◆ **Job**:
Output the data word for word, dropping every image.

(Items listed in a dataset)
....................

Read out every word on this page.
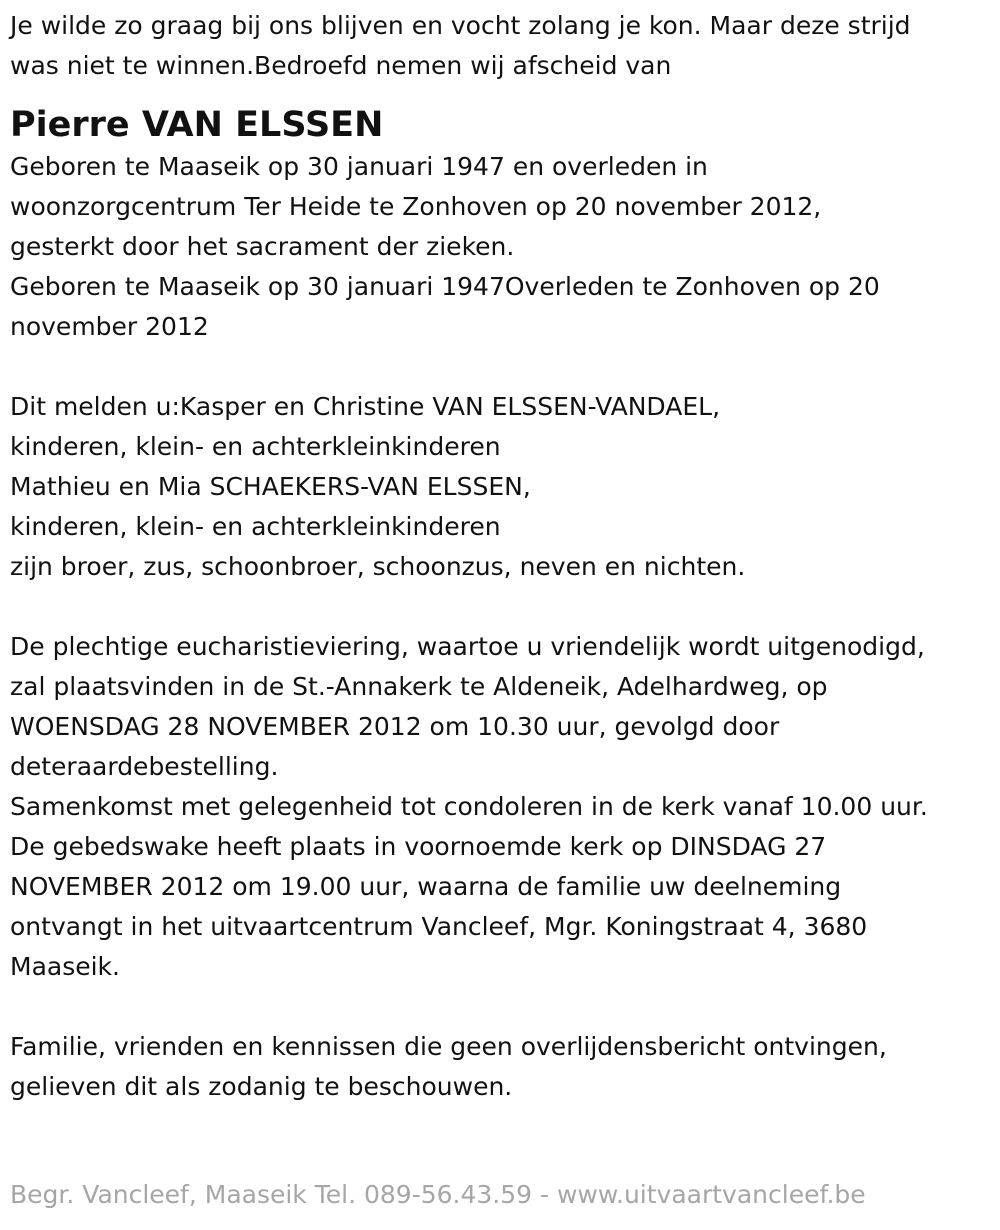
Je wilde zo graag bij ons blijven en vocht zolang je kon. Maar deze strijd
was niet te winnen.Bedroefd nemen wij afscheid van
Pierre VAN ELSSEN
Geboren te Maaseik op 30 januari 1947 en overleden in
woonzorgcentrum Ter Heide te Zonhoven op 20 november 2012,
gesterkt door het sacrament der zieken.
Geboren te Maaseik op 30 januari 1947Overleden te Zonhoven op 20
november 2012
Dit melden u:Kasper en Christine VAN ELSSEN-VANDAEL,
kinderen, klein- en achterkleinkinderen
Mathieu en Mia SCHAEKERS-VAN ELSSEN,
kinderen, klein- en achterkleinkinderen
zijn broer, zus, schoonbroer, schoonzus, neven en nichten.
De plechtige eucharistieviering, waartoe u vriendelijk wordt uitgenodigd,
zal plaatsvinden in de St.-Annakerk te Aldeneik, Adelhardweg, op
WOENSDAG 28 NOVEMBER 2012 om 10.30 uur, gevolgd door
deteraardebestelling.
Samenkomst met gelegenheid tot condoleren in de kerk vanaf 10.00 uur.
De gebedswake heeft plaats in voornoemde kerk op DINSDAG 27
NOVEMBER 2012 om 19.00 uur, waarna de familie uw deelneming
ontvangt in het uitvaartcentrum Vancleef, Mgr. Koningstraat 4, 3680
Maaseik.
Familie, vrienden en kennissen die geen overlijdensbericht ontvingen,
gelieven dit als zodanig te beschouwen.
Begr. Vancleef, Maaseik Tel. 089-56.43.59 - www.uitvaartvancleef.be
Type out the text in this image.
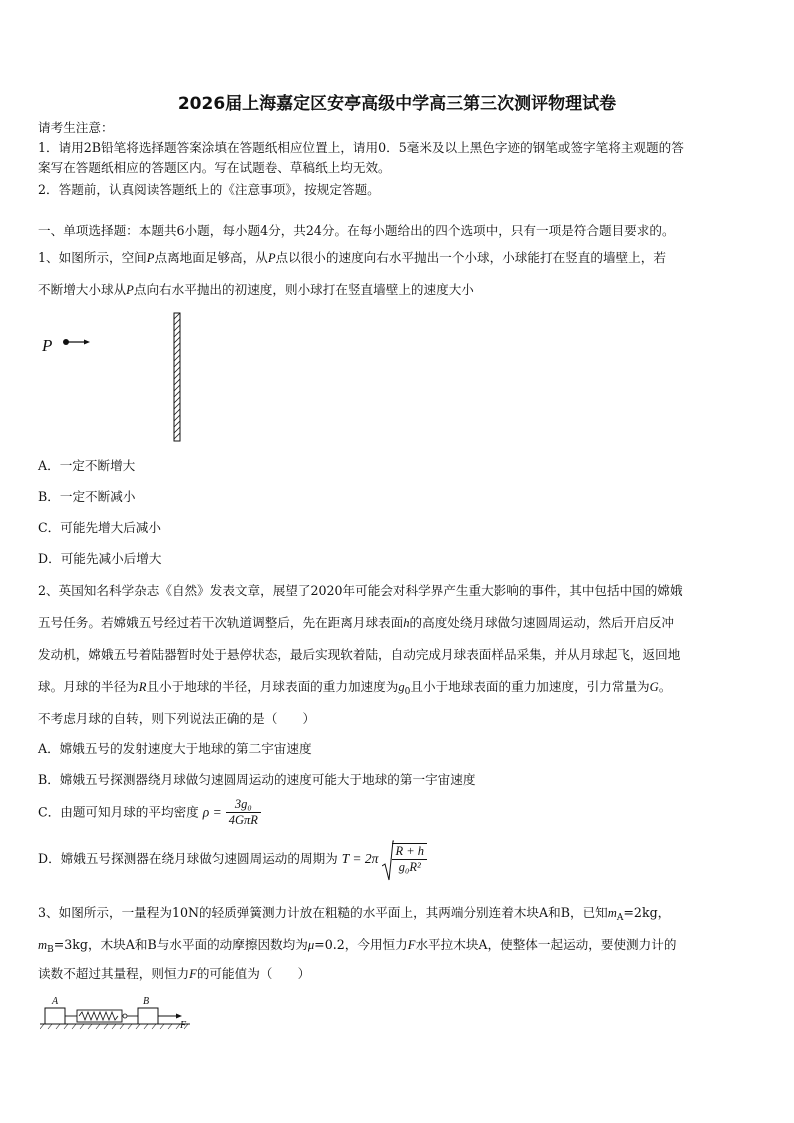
2026届上海嘉定区安亭高级中学高三第三次测评物理试卷
请考生注意：
1．请用2B铅笔将选择题答案涂填在答题纸相应位置上，请用0．5毫米及以上黑色字迹的钢笔或签字笔将主观题的答
案写在答题纸相应的答题区内。写在试题卷、草稿纸上均无效。
2．答题前，认真阅读答题纸上的《注意事项》，按规定答题。
一、单项选择题：本题共6小题，每小题4分，共24分。在每小题给出的四个选项中，只有一项是符合题目要求的。
1、如图所示，空间P点离地面足够高，从P点以很小的速度向右水平抛出一个小球，小球能打在竖直的墙壁上，若
不断增大小球从P点向右水平抛出的初速度，则小球打在竖直墙壁上的速度大小
P
A．一定不断增大
B．一定不断减小
C．可能先增大后减小
D．可能先减小后增大
2、英国知名科学杂志《自然》发表文章，展望了2020年可能会对科学界产生重大影响的事件，其中包括中国的嫦娥
五号任务。若嫦娥五号经过若干次轨道调整后，先在距离月球表面h的高度处绕月球做匀速圆周运动，然后开启反冲
发动机，嫦娥五号着陆器暂时处于悬停状态，最后实现软着陆，自动完成月球表面样品采集，并从月球起飞，返回地
球。月球的半径为R且小于地球的半径，月球表面的重力加速度为$g_0$且小于地球表面的重力加速度，引力常量为G。
不考虑月球的自转，则下列说法正确的是（　　）
A．嫦娥五号的发射速度大于地球的第二宇宙速度
B．嫦娥五号探测器绕月球做匀速圆周运动的速度可能大于地球的第一宇宙速度
C．由题可知月球的平均密度 $\rho = \frac{\text{3g₀}}{\text{4GπR}}$
D．嫦娥五号探测器在绕月球做匀速圆周运动的周期为 $T = 2\pi \frac{R + h}{\text{g₀R²}}$
3、如图所示，一量程为10N的轻质弹簧测力计放在粗糙的水平面上，其两端分别连着木块A和B，已知$m_A=2kg$，
$m_B=3kg$，木块A和B与水平面的动摩擦因数均为μ=0.2，今用恒力F水平拉木块A，使整体一起运动，要使测力计的
读数不超过其量程，则恒力F的可能值为（　　）
A	B
F
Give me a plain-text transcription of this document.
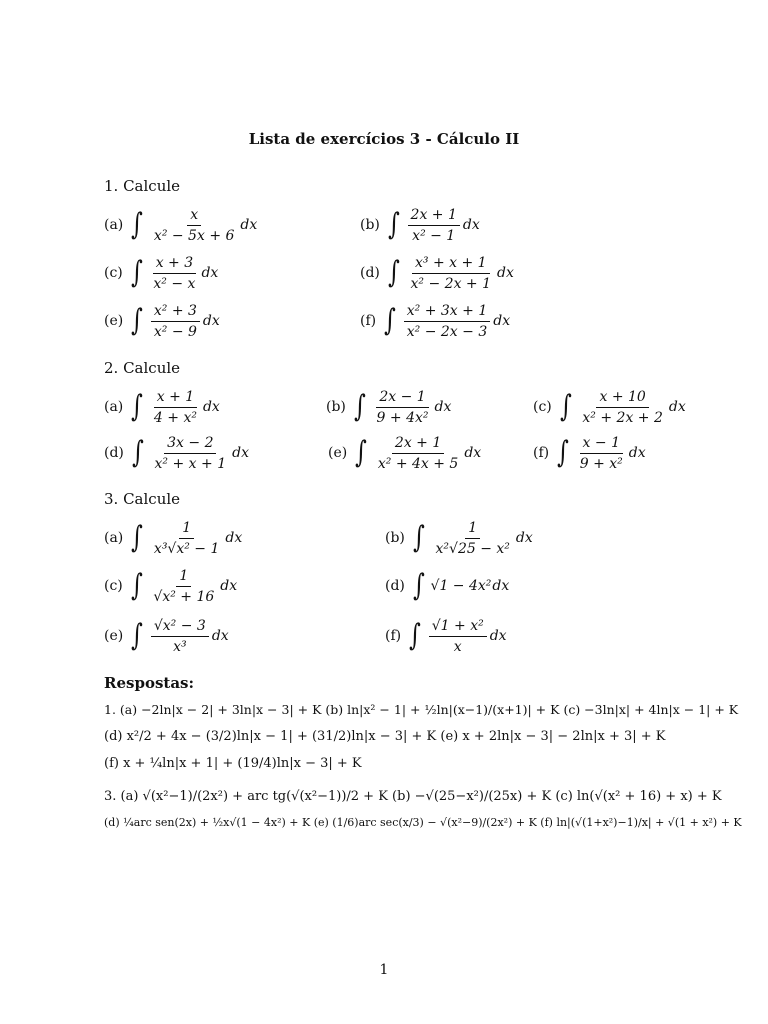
Lista de exercícios 3 - Cálculo II
1. Calcule
(a) ∫ $\frac{x}{\text{x² − 5x + 6}}$ dx	(b) ∫ $\frac{2x + 1}{\text{x² − 1}}$ dx
(c) ∫ $\frac{x + 3}{\text{x² − x}}$ dx	(d) ∫ $\frac{\text{x³ + x + 1}}{\text{x² − 2x + 1}}$ dx
(e) ∫ $\frac{\text{x² + 3}}{\text{x² − 9}}$ dx	(f) ∫ $\frac{\text{x² + 3x + 1}}{\text{x² − 2x − 3}}$ dx
2. Calcule
(a) ∫ $\frac{x + 1}{\text{4 + x²}}$ dx	(b) ∫ $\frac{2x - 1}{\text{9 + 4x²}}$ dx	(c) ∫ $\frac{x + 10}{\text{x² + 2x + 2}}$ dx
(d) ∫ $\frac{3x - 2}{\text{x² + x + 1}}$ dx	(e) ∫ $\frac{2x + 1}{\text{x² + 4x + 5}}$ dx	(f) ∫ $\frac{x - 1}{\text{9 + x²}}$ dx
3. Calcule
(a) ∫ $\frac{1}{\text{x³√x² − 1}}$ dx	(b) ∫ $\frac{1}{\text{x²√25 − x²}}$ dx
(c) ∫ $\frac{1}{\text{√x² + 16}}$ dx	(d) ∫ √1 − 4x² dx
(e) ∫ $\frac{\text{√x² − 3}}{\text{x³}}$ dx	(f) ∫ $\frac{\text{√1 + x²}}{x}$ dx
Respostas:
1. (a) −2ln|x − 2| + 3ln|x − 3| + K (b) ln|x² − 1| + ½ln|(x−1)/(x+1)| + K (c) −3ln|x| + 4ln|x − 1| + K
(d) x²/2 + 4x − (3/2)ln|x − 1| + (31/2)ln|x − 3| + K (e) x + 2ln|x − 3| − 2ln|x + 3| + K
(f) x + ¼ln|x + 1| + (19/4)ln|x − 3| + K
3. (a) √(x²−1)/(2x²) + arc tg(√(x²−1))/2 + K (b) −√(25−x²)/(25x) + K (c) ln(√(x² + 16) + x) + K
(d) ¼arc sen(2x) + ½x√(1 − 4x²) + K (e) (1/6)arc sec(x/3) − √(x²−9)/(2x²) + K (f) ln|(√(1+x²)−1)/x| + √(1 + x²) + K
1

....................

◆ **Completed task**:
Read out every word on this page.
Je wilde zo graag bij ons blijven en vocht zolang je kon. Maar deze strijd
was niet te winnen.Bedroefd nemen wij afscheid van
Pierre VAN ELSSEN
Geboren te Maaseik op 30 januari 1947 en overleden in
woonzorgcentrum Ter Heide te Zonhoven op 20 november 2012,
gesterkt door het sacrament der zieken.
Geboren te Maaseik op 30 januari 1947Overleden te Zonhoven op 20
november 2012
Dit melden u:Kasper en Christine VAN ELSSEN-VANDAEL,
kinderen, klein- en achterkleinkinderen
Mathieu en Mia SCHAEKERS-VAN ELSSEN,
kinderen, klein- en achterkleinkinderen
zijn broer, zus, schoonbroer, schoonzus, neven en nichten.
De plechtige eucharistieviering, waartoe u vriendelijk wordt uitgenodigd,
zal plaatsvinden in de St.-Annakerk te Aldeneik, Adelhardweg, op
WOENSDAG 28 NOVEMBER 2012 om 10.30 uur, gevolgd door
deteraardebestelling.
Samenkomst met gelegenheid tot condoleren in de kerk vanaf 10.00 uur.
De gebedswake heeft plaats in voornoemde kerk op DINSDAG 27
NOVEMBER 2012 om 19.00 uur, waarna de familie uw deelneming
ontvangt in het uitvaartcentrum Vancleef, Mgr. Koningstraat 4, 3680
Maaseik.
Familie, vrienden en kennissen die geen overlijdensbericht ontvingen,
gelieven dit als zodanig te beschouwen.
Begr. Vancleef, Maaseik Tel. 089-56.43.59 - www.uitvaartvancleef.be
Type out the text in this image.
2026届上海嘉定区安亭高级中学高三第三次测评物理试卷
请考生注意：
1．请用2B铅笔将选择题答案涂填在答题纸相应位置上，请用0．5毫米及以上黑色字迹的钢笔或签字笔将主观题的答
案写在答题纸相应的答题区内。写在试题卷、草稿纸上均无效。
2．答题前，认真阅读答题纸上的《注意事项》，按规定答题。
一、单项选择题：本题共6小题，每小题4分，共24分。在每小题给出的四个选项中，只有一项是符合题目要求的。
1、如图所示，空间P点离地面足够高，从P点以很小的速度向右水平抛出一个小球，小球能打在竖直的墙壁上，若
不断增大小球从P点向右水平抛出的初速度，则小球打在竖直墙壁上的速度大小
P
A．一定不断增大
B．一定不断减小
C．可能先增大后减小
D．可能先减小后增大
2、英国知名科学杂志《自然》发表文章，展望了2020年可能会对科学界产生重大影响的事件，其中包括中国的嫦娥
五号任务。若嫦娥五号经过若干次轨道调整后，先在距离月球表面h的高度处绕月球做匀速圆周运动，然后开启反冲
发动机，嫦娥五号着陆器暂时处于悬停状态，最后实现软着陆，自动完成月球表面样品采集，并从月球起飞，返回地
球。月球的半径为R且小于地球的半径，月球表面的重力加速度为$g_0$且小于地球表面的重力加速度，引力常量为G。
不考虑月球的自转，则下列说法正确的是（　　）
A．嫦娥五号的发射速度大于地球的第二宇宙速度
B．嫦娥五号探测器绕月球做匀速圆周运动的速度可能大于地球的第一宇宙速度
C．由题可知月球的平均密度 $\rho = \frac{\text{3g₀}}{\text{4GπR}}$
D．嫦娥五号探测器在绕月球做匀速圆周运动的周期为 $T = 2\pi \frac{R + h}{\text{g₀R²}}$
3、如图所示，一量程为10N的轻质弹簧测力计放在粗糙的水平面上，其两端分别连着木块A和B，已知$m_A=2kg$，
$m_B=3kg$，木块A和B与水平面的动摩擦因数均为μ=0.2，今用恒力F水平拉木块A，使整体一起运动，要使测力计的
读数不超过其量程，则恒力F的可能值为（　　）
A	B
F
Give me a plain-text transcription of this document.
Lista de exercícios 3 - Cálculo II
1. Calcule
(a) ∫ $\frac{x}{\text{x² − 5x + 6}}$ dx	(b) ∫ $\frac{2x + 1}{\text{x² − 1}}$ dx
(c) ∫ $\frac{x + 3}{\text{x² − x}}$ dx	(d) ∫ $\frac{\text{x³ + x + 1}}{\text{x² − 2x + 1}}$ dx
(e) ∫ $\frac{\text{x² + 3}}{\text{x² − 9}}$ dx	(f) ∫ $\frac{\text{x² + 3x + 1}}{\text{x² − 2x − 3}}$ dx
2. Calcule
(a) ∫ $\frac{x + 1}{\text{4 + x²}}$ dx	(b) ∫ $\frac{2x - 1}{\text{9 + 4x²}}$ dx	(c) ∫ $\frac{x + 10}{\text{x² + 2x + 2}}$ dx
(d) ∫ $\frac{3x - 2}{\text{x² + x + 1}}$ dx	(e) ∫ $\frac{2x + 1}{\text{x² + 4x + 5}}$ dx	(f) ∫ $\frac{x - 1}{\text{9 + x²}}$ dx
3. Calcule
(a) ∫ $\frac{1}{\text{x³√x² − 1}}$ dx	(b) ∫ $\frac{1}{\text{x²√25 − x²}}$ dx
(c) ∫ $\frac{1}{\text{√x² + 16}}$ dx	(d) ∫ √1 − 4x² dx
(e) ∫ $\frac{\text{√x² − 3}}{\text{x³}}$ dx	(f) ∫ $\frac{\text{√1 + x²}}{x}$ dx
Respostas:
1. (a) −2ln|x − 2| + 3ln|x − 3| + K (b) ln|x² − 1| + ½ln|(x−1)/(x+1)| + K (c) −3ln|x| + 4ln|x − 1| + K
(d) x²/2 + 4x − (3/2)ln|x − 1| + (31/2)ln|x − 3| + K (e) x + 2ln|x − 3| − 2ln|x + 3| + K
(f) x + ¼ln|x + 1| + (19/4)ln|x − 3| + K
3. (a) √(x²−1)/(2x²) + arc tg(√(x²−1))/2 + K (b) −√(25−x²)/(25x) + K (c) ln(√(x² + 16) + x) + K
(d) ¼arc sen(2x) + ½x√(1 − 4x²) + K (e) (1/6)arc sec(x/3) − √(x²−9)/(2x²) + K (f) ln|(√(1+x²)−1)/x| + √(1 + x²) + K
1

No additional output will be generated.